GOAL »
From the entries below, please gather each line containing the string "프런트필러어셈블리".

=== DATA EXCERPTS ===

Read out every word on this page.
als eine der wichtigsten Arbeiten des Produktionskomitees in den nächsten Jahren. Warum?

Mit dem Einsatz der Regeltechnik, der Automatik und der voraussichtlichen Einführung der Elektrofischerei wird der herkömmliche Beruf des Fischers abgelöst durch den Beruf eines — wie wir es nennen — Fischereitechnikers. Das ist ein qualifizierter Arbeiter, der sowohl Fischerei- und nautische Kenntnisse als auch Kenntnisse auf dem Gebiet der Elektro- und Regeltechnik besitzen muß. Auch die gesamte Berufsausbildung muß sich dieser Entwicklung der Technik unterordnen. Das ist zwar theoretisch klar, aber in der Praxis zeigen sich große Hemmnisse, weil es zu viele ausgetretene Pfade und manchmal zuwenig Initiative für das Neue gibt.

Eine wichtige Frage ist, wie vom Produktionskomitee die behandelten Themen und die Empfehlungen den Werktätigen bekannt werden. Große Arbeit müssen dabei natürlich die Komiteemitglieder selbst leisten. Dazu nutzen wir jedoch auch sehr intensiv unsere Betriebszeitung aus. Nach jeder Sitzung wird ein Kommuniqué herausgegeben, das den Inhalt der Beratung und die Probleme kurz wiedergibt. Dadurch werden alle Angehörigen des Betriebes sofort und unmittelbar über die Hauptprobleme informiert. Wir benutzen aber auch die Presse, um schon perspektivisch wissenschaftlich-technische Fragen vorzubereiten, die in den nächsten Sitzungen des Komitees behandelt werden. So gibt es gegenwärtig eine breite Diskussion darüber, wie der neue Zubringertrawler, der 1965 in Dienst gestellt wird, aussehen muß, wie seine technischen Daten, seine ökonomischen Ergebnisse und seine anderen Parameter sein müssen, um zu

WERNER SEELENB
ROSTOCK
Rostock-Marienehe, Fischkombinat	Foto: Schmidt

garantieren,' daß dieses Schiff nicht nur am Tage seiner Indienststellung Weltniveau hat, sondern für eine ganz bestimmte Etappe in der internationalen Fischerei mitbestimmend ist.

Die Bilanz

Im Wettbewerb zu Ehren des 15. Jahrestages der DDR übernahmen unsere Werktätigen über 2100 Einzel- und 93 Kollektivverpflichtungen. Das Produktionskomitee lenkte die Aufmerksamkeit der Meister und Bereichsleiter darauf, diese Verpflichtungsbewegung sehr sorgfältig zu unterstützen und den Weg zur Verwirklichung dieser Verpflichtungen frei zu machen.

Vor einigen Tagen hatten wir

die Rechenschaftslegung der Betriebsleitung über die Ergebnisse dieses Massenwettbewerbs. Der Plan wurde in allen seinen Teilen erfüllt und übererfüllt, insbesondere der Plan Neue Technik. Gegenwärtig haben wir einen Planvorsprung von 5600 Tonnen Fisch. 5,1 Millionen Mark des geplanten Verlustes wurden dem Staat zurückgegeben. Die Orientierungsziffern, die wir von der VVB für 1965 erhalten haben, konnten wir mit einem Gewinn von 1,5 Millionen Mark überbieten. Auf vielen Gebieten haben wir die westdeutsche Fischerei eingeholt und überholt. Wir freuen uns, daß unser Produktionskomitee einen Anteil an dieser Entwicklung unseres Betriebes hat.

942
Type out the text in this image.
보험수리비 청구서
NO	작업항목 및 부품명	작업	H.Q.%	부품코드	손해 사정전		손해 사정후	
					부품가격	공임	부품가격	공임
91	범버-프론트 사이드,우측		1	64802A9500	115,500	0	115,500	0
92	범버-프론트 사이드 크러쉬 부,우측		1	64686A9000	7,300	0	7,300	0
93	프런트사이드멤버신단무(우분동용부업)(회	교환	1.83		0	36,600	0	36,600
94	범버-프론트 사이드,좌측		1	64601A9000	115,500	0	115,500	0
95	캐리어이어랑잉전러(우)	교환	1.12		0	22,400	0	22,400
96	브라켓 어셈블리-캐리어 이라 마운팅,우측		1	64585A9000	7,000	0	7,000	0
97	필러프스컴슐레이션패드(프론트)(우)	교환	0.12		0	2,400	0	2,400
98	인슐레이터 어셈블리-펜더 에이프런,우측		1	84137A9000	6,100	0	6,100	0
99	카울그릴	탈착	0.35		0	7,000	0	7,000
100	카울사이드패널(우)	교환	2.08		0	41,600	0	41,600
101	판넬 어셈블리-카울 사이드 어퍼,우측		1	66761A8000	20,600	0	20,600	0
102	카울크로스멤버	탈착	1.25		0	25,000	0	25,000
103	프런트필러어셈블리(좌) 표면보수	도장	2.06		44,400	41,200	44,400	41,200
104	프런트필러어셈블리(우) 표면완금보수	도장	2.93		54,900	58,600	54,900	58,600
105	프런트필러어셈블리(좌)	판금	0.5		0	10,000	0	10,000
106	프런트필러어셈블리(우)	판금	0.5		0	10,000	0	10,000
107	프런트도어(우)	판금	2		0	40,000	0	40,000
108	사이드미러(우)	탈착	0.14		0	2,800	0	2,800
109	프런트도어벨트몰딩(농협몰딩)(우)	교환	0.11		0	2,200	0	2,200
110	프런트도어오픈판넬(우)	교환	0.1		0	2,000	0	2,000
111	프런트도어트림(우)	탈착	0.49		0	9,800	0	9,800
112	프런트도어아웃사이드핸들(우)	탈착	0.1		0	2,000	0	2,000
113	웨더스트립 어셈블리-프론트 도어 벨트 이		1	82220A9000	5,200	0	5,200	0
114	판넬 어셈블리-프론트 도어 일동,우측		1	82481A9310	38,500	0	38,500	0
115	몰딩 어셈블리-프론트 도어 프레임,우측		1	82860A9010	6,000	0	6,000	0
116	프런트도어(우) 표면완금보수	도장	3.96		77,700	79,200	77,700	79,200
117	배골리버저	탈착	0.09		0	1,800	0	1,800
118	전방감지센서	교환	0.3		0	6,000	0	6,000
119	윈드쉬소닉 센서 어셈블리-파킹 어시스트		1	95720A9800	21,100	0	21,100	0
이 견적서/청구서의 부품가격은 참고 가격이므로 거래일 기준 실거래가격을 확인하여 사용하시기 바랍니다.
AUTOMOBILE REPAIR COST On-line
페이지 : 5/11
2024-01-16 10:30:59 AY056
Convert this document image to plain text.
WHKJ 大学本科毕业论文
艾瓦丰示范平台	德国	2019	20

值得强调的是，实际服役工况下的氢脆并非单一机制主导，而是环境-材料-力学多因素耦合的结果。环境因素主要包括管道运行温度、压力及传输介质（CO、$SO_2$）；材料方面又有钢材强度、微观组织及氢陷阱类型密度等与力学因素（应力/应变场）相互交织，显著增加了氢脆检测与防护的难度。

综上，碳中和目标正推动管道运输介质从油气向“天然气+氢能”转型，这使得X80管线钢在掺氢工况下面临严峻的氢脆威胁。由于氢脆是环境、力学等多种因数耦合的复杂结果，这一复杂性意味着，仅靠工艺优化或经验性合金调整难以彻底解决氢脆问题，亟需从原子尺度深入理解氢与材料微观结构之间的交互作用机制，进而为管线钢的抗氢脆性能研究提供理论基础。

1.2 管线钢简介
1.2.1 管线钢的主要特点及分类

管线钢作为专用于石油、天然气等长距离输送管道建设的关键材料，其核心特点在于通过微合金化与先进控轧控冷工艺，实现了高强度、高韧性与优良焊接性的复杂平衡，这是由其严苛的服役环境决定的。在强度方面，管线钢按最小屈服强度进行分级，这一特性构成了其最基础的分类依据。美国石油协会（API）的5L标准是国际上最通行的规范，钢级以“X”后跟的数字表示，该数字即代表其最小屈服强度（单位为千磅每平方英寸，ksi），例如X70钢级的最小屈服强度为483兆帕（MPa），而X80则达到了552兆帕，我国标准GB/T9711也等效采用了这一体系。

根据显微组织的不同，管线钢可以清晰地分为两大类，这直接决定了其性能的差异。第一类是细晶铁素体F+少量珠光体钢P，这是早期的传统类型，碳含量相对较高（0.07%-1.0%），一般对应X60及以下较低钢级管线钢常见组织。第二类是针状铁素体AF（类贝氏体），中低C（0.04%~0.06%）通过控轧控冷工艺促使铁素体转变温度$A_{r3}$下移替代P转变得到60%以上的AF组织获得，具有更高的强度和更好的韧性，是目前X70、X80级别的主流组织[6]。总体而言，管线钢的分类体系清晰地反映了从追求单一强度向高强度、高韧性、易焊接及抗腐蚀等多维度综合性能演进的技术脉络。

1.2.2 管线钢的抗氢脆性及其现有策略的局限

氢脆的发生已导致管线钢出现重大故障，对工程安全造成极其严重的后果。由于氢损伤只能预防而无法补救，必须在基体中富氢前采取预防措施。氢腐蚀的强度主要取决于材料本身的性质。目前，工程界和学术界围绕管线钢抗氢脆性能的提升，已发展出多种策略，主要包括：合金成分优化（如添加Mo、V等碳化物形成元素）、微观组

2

===

ANSWER »
103	프런트필러어셈블리(좌) 표면보수	도장	2.06		44,400	41,200	44,400	41,200
104	프런트필러어셈블리(우) 표면완금보수	도장	2.93		54,900	58,600	54,900	58,600
105	프런트필러어셈블리(좌)	판금	0.5		0	10,000	0	10,000
106	프런트필러어셈블리(우)	판금	0.5		0	10,000	0	10,000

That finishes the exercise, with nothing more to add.